======== Data supplied ========

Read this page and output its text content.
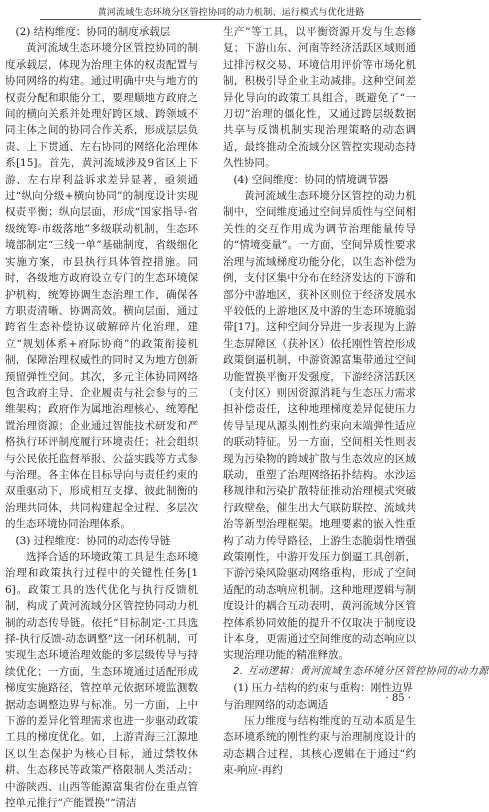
黄河流域生态环境分区管控协同的动力机制、运行模式与优化进路

(2) 结构维度：协同的制度承载层

黄河流域生态环境分区管控协同的制度承载层，体现为治理主体的权责配置与协同网络的构建。通过明确中央与地方的权责分配和职能分工，要理顺地方政府之间的横向关系并处理好跨区域、跨领域不同主体之间的协同合作关系，形成层层负责、上下贯通、左右协同的网络化治理体系[15]。首先，黄河流域涉及9省区上下游、左右岸利益诉求差异显著，亟须通过“纵向分级+横向协同”的制度设计实现权责平衡；纵向层面，形成“国家指导-省级统筹-市级落地”多级联动机制，生态环境部制定“三线一单”基础制度，省级细化实施方案，市县执行具体管控措施。同时，各级地方政府设立专门的生态环境保护机构，统筹协调生态治理工作，确保各方职责清晰、协调高效。横向层面，通过跨省生态补偿协议破解碎片化治理，建立“规划体系+府际协商”的政策衔接机制，保障治理权威性的同时又为地方创新预留弹性空间。其次，多元主体协同网络包含政府主导、企业履责与社会参与的三维架构；政府作为属地治理核心，统筹配置治理资源；企业通过智能技术研发和严格执行环评制度履行环境责任；社会组织与公民依托监督举报、公益实践等方式参与治理。各主体在目标导向与责任约束的双重驱动下，形成相互支撑、彼此制衡的治理共同体，共同构建起全过程、多层次的生态环境协同治理体系。

(3) 过程维度：协同的动态传导链

选择合适的环境政策工具是生态环境治理和政策执行过程中的关键性任务[16]。政策工具的迭代优化与执行反馈机制，构成了黄河流域分区管控协同动力机制的动态传导链。依托“目标制定-工具选择-执行反馈-动态调整”这一闭环机制，可实现生态环境治理效能的多层级传导与持续优化；一方面，生态环境通过适配形成梯度实施路径，管控单元依据环境监测数据动态调整边界与标准。另一方面，上中下游的差异化管理需求也进一步驱动政策工具的梯度优化。如，上游青海三江源地区以生态保护为核心目标，通过禁牧休耕、生态移民等政策严格限制人类活动；中游陕西、山西等能源富集省份在重点管控单元推行“产能置换”“清洁

生产”等工具，以平衡资源开发与生态修复；下游山东、河南等经济活跃区域则通过排污权交易、环境信用评价等市场化机制，积极引导企业主动减排。这种空间差异化导向的政策工具组合，既避免了“一刀切”治理的僵化性，又通过跨层级数据共享与反馈机制实现治理策略的动态调适，最终推动全流域分区管控实现动态持久性协同。

(4) 空间维度：协同的情境调节器

黄河流域生态环境分区管控的动力机制中，空间维度通过空间异质性与空间相关性的交互作用成为调节治理能量传导的“情境变量”。一方面，空间异质性要求治理与流域梯度功能分化，以生态补偿为例，支付区集中分布在经济发达的下游和部分中游地区，获补区则位于经济发展水平较低的上游地区及中游的生态环境脆弱带[17]。这种空间分异进一步表现为上游生态屏障区（获补区）依托刚性管控形成政策倒逼机制，中游资源富集带通过空间功能置换平衡开发强度，下游经济活跃区（支付区）则因资源消耗与生态压力需求担补偿责任，这种地理梯度差异促使压力传导呈现从源头刚性约束向末端弹性适应的联动特征。另一方面，空间相关性则表现为污染物的跨域扩散与生态效应的区域联动，重塑了治理网络拓扑结构。水沙运移规律和污染扩散特征推动治理模式突破行政壁垒，催生出大气联防联控、流域共治等新型治理框架。地理要素的嵌入性重构了动力传导路径，上游生态脆弱性增强政策刚性，中游开发压力倒逼工具创新，下游污染风险驱动网络重构，形成了空间适配的动态响应机制。这种地理逻辑与制度设计的耦合互动表明，黄河流域分区管控体系协同效能的提升不仅取决于制度设计本身，更需通过空间维度的动态响应以实现治理功能的精准释放。

2. 互动逻辑：黄河流域生态环境分区管控协同的动力源

(1) 压力-结构的约束与重构：刚性边界与治理网络的动态调适

压力维度与结构维度的互动本质是生态环境系统的刚性约束与治理制度设计的动态耦合过程，其核心逻辑在于通过“约束-响应-再约

· 85 ·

========

[What is needed]: Transcribe the complete set of entries verbatim. No pictures belong in the copy.

[Problem solution]:
Read this page and output its text content.
黄河流域生态环境分区管控协同的动力机制、运行模式与优化进路

(2) 结构维度：协同的制度承载层

黄河流域生态环境分区管控协同的制度承载层，体现为治理主体的权责配置与协同网络的构建。通过明确中央与地方的权责分配和职能分工，要理顺地方政府之间的横向关系并处理好跨区域、跨领域不同主体之间的协同合作关系，形成层层负责、上下贯通、左右协同的网络化治理体系[15]。首先，黄河流域涉及9省区上下游、左右岸利益诉求差异显著，亟须通过“纵向分级+横向协同”的制度设计实现权责平衡；纵向层面，形成“国家指导-省级统筹-市级落地”多级联动机制，生态环境部制定“三线一单”基础制度，省级细化实施方案，市县执行具体管控措施。同时，各级地方政府设立专门的生态环境保护机构，统筹协调生态治理工作，确保各方职责清晰、协调高效。横向层面，通过跨省生态补偿协议破解碎片化治理，建立“规划体系+府际协商”的政策衔接机制，保障治理权威性的同时又为地方创新预留弹性空间。其次，多元主体协同网络包含政府主导、企业履责与社会参与的三维架构；政府作为属地治理核心，统筹配置治理资源；企业通过智能技术研发和严格执行环评制度履行环境责任；社会组织与公民依托监督举报、公益实践等方式参与治理。各主体在目标导向与责任约束的双重驱动下，形成相互支撑、彼此制衡的治理共同体，共同构建起全过程、多层次的生态环境协同治理体系。

(3) 过程维度：协同的动态传导链

选择合适的环境政策工具是生态环境治理和政策执行过程中的关键性任务[16]。政策工具的迭代优化与执行反馈机制，构成了黄河流域分区管控协同动力机制的动态传导链。依托“目标制定-工具选择-执行反馈-动态调整”这一闭环机制，可实现生态环境治理效能的多层级传导与持续优化；一方面，生态环境通过适配形成梯度实施路径，管控单元依据环境监测数据动态调整边界与标准。另一方面，上中下游的差异化管理需求也进一步驱动政策工具的梯度优化。如，上游青海三江源地区以生态保护为核心目标，通过禁牧休耕、生态移民等政策严格限制人类活动；中游陕西、山西等能源富集省份在重点管控单元推行“产能置换”“清洁

生产”等工具，以平衡资源开发与生态修复；下游山东、河南等经济活跃区域则通过排污权交易、环境信用评价等市场化机制，积极引导企业主动减排。这种空间差异化导向的政策工具组合，既避免了“一刀切”治理的僵化性，又通过跨层级数据共享与反馈机制实现治理策略的动态调适，最终推动全流域分区管控实现动态持久性协同。

(4) 空间维度：协同的情境调节器

黄河流域生态环境分区管控的动力机制中，空间维度通过空间异质性与空间相关性的交互作用成为调节治理能量传导的“情境变量”。一方面，空间异质性要求治理与流域梯度功能分化，以生态补偿为例，支付区集中分布在经济发达的下游和部分中游地区，获补区则位于经济发展水平较低的上游地区及中游的生态环境脆弱带[17]。这种空间分异进一步表现为上游生态屏障区（获补区）依托刚性管控形成政策倒逼机制，中游资源富集带通过空间功能置换平衡开发强度，下游经济活跃区（支付区）则因资源消耗与生态压力需求担补偿责任，这种地理梯度差异促使压力传导呈现从源头刚性约束向末端弹性适应的联动特征。另一方面，空间相关性则表现为污染物的跨域扩散与生态效应的区域联动，重塑了治理网络拓扑结构。水沙运移规律和污染扩散特征推动治理模式突破行政壁垒，催生出大气联防联控、流域共治等新型治理框架。地理要素的嵌入性重构了动力传导路径，上游生态脆弱性增强政策刚性，中游开发压力倒逼工具创新，下游污染风险驱动网络重构，形成了空间适配的动态响应机制。这种地理逻辑与制度设计的耦合互动表明，黄河流域分区管控体系协同效能的提升不仅取决于制度设计本身，更需通过空间维度的动态响应以实现治理功能的精准释放。

2. 互动逻辑：黄河流域生态环境分区管控协同的动力源

(1) 压力-结构的约束与重构：刚性边界与治理网络的动态调适

压力维度与结构维度的互动本质是生态环境系统的刚性约束与治理制度设计的动态耦合过程，其核心逻辑在于通过“约束-响应-再约

· 85 ·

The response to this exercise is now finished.